Task directions »
Search the material below for the word "date" and copy every line in which it occurs.

Supplied material »
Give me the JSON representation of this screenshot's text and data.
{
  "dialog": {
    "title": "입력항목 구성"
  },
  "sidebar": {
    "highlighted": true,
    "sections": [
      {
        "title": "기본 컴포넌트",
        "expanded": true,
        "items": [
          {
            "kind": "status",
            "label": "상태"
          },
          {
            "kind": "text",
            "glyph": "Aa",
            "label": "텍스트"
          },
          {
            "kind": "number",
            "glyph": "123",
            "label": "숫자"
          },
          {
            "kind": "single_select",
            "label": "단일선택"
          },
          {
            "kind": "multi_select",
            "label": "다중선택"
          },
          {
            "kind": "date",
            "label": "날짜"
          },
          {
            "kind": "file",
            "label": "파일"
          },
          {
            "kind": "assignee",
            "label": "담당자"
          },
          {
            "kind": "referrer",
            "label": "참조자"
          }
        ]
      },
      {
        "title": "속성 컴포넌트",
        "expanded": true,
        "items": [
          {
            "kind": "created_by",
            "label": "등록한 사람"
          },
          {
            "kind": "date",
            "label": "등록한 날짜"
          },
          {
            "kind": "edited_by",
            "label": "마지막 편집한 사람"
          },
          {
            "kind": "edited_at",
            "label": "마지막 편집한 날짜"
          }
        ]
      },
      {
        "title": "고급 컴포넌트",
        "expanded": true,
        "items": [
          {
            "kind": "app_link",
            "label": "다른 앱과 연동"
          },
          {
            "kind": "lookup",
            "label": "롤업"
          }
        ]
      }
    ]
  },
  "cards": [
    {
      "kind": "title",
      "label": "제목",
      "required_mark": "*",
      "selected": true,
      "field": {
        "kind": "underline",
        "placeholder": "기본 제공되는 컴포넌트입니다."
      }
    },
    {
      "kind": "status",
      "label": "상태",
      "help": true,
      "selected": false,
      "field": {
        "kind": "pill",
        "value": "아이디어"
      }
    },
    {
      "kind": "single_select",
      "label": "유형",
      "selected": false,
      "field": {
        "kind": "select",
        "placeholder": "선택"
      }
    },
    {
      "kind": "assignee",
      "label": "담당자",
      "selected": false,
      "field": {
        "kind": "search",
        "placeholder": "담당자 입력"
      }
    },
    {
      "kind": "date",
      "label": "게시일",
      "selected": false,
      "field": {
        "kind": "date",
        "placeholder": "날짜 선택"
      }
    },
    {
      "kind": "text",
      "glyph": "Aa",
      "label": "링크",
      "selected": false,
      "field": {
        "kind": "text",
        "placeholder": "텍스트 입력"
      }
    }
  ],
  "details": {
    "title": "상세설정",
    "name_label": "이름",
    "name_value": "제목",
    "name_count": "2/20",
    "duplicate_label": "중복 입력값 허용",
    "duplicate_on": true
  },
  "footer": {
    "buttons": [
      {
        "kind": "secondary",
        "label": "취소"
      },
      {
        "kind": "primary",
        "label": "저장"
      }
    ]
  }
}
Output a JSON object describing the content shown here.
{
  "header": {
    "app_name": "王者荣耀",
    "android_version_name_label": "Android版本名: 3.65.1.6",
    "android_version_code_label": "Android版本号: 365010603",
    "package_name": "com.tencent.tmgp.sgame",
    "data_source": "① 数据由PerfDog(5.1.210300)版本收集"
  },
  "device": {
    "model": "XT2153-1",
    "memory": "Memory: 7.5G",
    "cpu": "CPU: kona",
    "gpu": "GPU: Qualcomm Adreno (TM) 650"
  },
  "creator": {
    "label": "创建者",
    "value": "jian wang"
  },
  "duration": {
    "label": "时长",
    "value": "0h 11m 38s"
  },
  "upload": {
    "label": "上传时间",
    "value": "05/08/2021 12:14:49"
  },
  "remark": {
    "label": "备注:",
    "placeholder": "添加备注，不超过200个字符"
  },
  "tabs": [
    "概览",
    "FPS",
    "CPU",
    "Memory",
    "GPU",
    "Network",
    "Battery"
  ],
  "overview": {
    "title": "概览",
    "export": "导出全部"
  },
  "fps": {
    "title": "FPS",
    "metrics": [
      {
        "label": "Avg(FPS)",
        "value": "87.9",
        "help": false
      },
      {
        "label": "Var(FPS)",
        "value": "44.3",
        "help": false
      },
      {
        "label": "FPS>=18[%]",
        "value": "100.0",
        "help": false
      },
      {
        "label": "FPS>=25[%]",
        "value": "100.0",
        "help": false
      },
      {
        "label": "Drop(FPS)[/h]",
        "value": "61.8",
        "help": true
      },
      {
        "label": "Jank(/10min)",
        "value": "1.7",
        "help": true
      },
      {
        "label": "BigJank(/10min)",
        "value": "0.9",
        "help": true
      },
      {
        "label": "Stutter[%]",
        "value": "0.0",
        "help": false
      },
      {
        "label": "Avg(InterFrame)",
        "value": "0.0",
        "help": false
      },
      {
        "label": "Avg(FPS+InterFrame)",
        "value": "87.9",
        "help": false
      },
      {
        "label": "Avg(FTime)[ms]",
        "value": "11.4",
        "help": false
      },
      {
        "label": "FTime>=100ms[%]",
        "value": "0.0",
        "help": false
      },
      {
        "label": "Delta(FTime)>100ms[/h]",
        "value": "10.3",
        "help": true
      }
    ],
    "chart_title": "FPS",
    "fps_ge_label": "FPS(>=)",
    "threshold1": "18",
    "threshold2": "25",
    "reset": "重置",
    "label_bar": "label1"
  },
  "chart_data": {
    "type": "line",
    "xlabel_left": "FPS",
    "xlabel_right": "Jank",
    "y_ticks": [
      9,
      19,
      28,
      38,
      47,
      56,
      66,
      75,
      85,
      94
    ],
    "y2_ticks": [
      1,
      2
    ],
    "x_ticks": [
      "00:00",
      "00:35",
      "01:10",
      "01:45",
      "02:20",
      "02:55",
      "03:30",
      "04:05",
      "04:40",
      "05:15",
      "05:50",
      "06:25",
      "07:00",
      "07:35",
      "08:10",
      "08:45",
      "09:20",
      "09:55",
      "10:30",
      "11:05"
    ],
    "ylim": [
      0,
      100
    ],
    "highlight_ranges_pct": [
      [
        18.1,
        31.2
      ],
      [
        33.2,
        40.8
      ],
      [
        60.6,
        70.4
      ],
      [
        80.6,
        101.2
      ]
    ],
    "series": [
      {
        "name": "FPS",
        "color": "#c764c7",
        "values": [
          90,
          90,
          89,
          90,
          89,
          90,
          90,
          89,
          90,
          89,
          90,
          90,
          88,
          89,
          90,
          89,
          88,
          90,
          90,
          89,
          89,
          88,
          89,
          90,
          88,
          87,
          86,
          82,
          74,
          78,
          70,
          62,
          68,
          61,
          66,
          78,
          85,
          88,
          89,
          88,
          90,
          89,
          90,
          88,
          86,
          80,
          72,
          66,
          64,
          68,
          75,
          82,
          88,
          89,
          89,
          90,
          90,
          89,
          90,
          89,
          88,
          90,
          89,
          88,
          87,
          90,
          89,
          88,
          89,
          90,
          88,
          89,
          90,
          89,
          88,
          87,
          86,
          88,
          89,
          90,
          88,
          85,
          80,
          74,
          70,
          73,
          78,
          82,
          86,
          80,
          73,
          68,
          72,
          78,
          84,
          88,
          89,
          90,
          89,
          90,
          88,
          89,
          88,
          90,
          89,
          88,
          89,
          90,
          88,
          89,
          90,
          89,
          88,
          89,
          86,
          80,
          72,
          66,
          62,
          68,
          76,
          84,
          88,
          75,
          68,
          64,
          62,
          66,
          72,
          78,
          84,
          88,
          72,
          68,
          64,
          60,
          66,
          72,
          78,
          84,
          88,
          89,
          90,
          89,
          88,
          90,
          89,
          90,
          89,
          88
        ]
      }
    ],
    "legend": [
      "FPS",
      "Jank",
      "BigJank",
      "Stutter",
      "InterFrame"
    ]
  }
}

Full answer »
            "kind": "date",
            "kind": "date",
      "kind": "date",
        "kind": "date",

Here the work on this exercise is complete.